Document segment —

The damper on all this is Florida's and California's marriage bans. I don't know. I thought that this country, riding the wave of progressivism, would stomp all bigotry and intolerance underfoot. Or something similarly idealistic. I don't know what I was expecting from Florida. But California, at least! I thought that Proposition 8 would be hit with a resounding slap and then torn into little pieces from which it could never re-awaken. The result disappointed me. I'm terribly disappointed, but also not quite believing that it's happened. Riding on the wave of joy from Obama's election, this sudden plunge downwards is so shocking I don't quite feel it.

And also, I'm still hopeful. I do believe, most sincerely, that America is on the right path. That we can make the right decisions that will lead to
more equality and more tolerance and acceptance. And gay marriage is on the way to that. I do believe that.

~*~

In other news, I am doing NaNoWriMo this month and this is an excerpt from my prologue.

Three hundred twenty seven years prior to the events laid out in the previous section, Ayala Manasdaughter and Sarrkhan Yanasson, antelope Astartians sick of being hunted when in their animal form and shunned in their human form, left their homeland in the country of Marren and went looking for a place to call their own. They traveled on main highways and country roads, through forests and plains, eventually leaving Marren and entering Ancaria. In the holy city of Ci Seii (so called because of all the temples within its walls), they left offerings to the goddess Time and the antelope god Colven, and continued traveling.

It is not known what path they took, but it is known that after two and a half years of traveling, burdened by exhaustion and Ayala’s swelling belly, they came very suddenly upon a valley surrounded entirely by mountains. On one side of the valley was a sheer cliff wall; on the other, a few hillocks and a mountain pass. There were two creeks, one on each side, in the valley. The hillocks were entirely forested, though the rest of the valley was not. There was man sign in the valley, but it was more than a month old. It was perfect. Sarrkhan and Ayala decided to make their homestead there.


Over the years, other shapeshifters fleeing the same kind of trouble that the couple had fled found out about their discovery and followed in their footsteps. The homestead became two homesteads, then three. Then it became a village. The village needed a name. They named it Ci Zarna in the Ancarian style. Ci Zarna was a village of shapeshifters; there was not a single person in the entire village who kept one shape the entire time.


Here a note about shapeshifters would not be amiss. No one knows how shapeshifting works. The trait seems to be hereditary. Shapeshifters of different species can interbreed if they are in a similar form, but not enough studies have been done on what kind of children they produce. There are shapeshifters whose primary form is human and who can change into a single other creature. There are Astartians, whose primary form is that of an animal and who can change into human form. And then, there are those shifters who can change into many different creatures and whose primary form is unknown. There are also shapeshifters who can change into inanimate objects, though these are rare. The one form all these shapeshifters have in common is the humanoid one, so the Ci Zarna villagers spent roughly equal amounts of time in human and animal form.

Directive A —
Write out the part of the blog post from "In other news, I" to "and continued traveling.".
Directive B —
In the blog post, how long had Ayala and Sarrkhan been traveling when they came upon the valley?
Directive C —
Continue the blog post about the shapeshifter village of Ci Zarna, starting after its last sentence.
The listing after this point is separate material, unrelated to the blog post.

Dataset content —

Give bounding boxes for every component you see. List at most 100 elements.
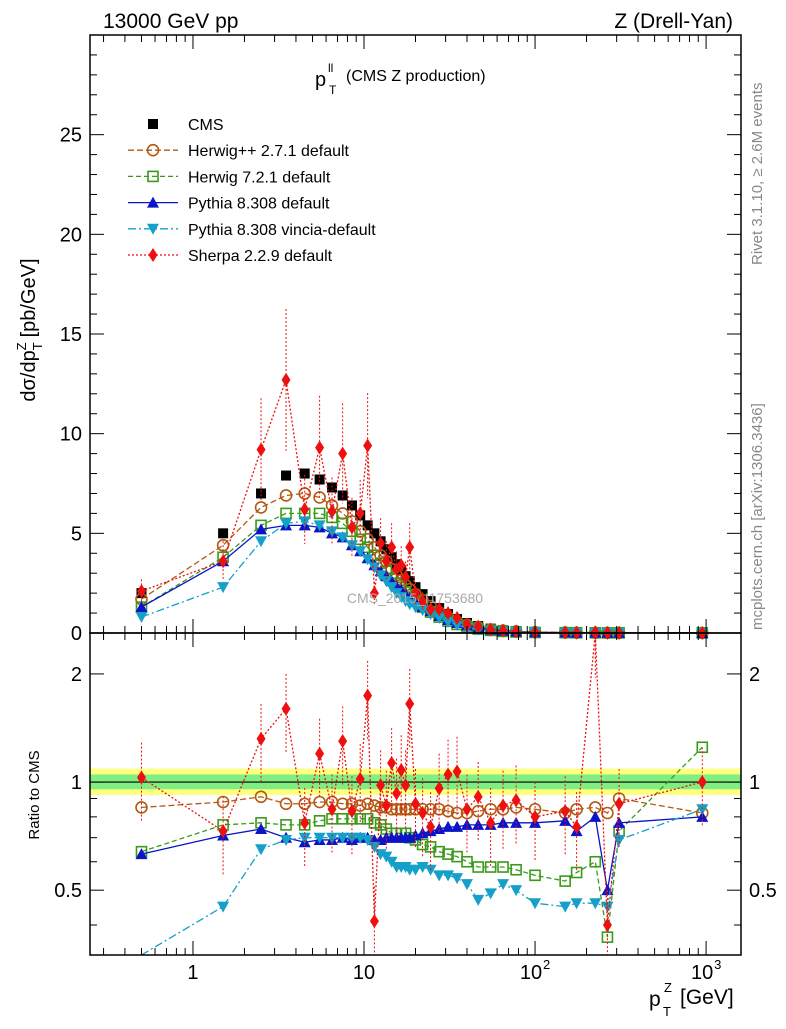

Response A —
In other news, I am doing NaNoWriMo this month and this is an excerpt from my prologue.

Three hundred twenty seven years prior to the events laid out in the previous section, Ayala Manasdaughter and Sarrkhan Yanasson, antelope Astartians sick of being hunted when in their animal form and shunned in their human form, left their homeland in the country of Marren and went looking for a place to call their own. They traveled on main highways and country roads, through forests and plains, eventually leaving Marren and entering Ancaria. In the holy city of Ci Seii (so called because of all the temples within its walls), they left offerings to the goddess Time and the antelope god Colven, and continued traveling.

Response B —
Two and a half years.

Response C —
It is noteworthy that predator and prey animals lived peacefully in Ci Zarna, though the first several years of the village’s existence there were incidents that caused some worry about whether or not they could live together. Nowadays, the children of the Ci Zarnans play hunting games with each other. These games help to improve their instincts and their capabilities, but are not taken seriously. Those shifters whose forms required the consumption of meat were very careful about communicating their hunting intentions so that no shapeshifters were in the area where they would hunt in their animal forms. It is true that shapeshifters have a distinct scent from either humans or animals, but when the bloodlust is upon the hunters, they are susceptoble to mistakes. Other shapeshifters learned to stay out of the way on those occasions.


After many years, Ci Zarna was almost completely forgotten by the outside. The villagers traded infrequently with people on the outside, but they were largely self-sufficient, surrounded as they were by fertile and bountiful land. The first few generations of Ci Zarnans were wary of attack and kept their weapons knowledge and their battle skills well-honed. As the years passed and the world seemed content to leave them alone, the worries of the older generations were forgotten. New people trickled in every once in a while, bringing their skills and whatever supplies they could bring; these assimilated into the culture of the village.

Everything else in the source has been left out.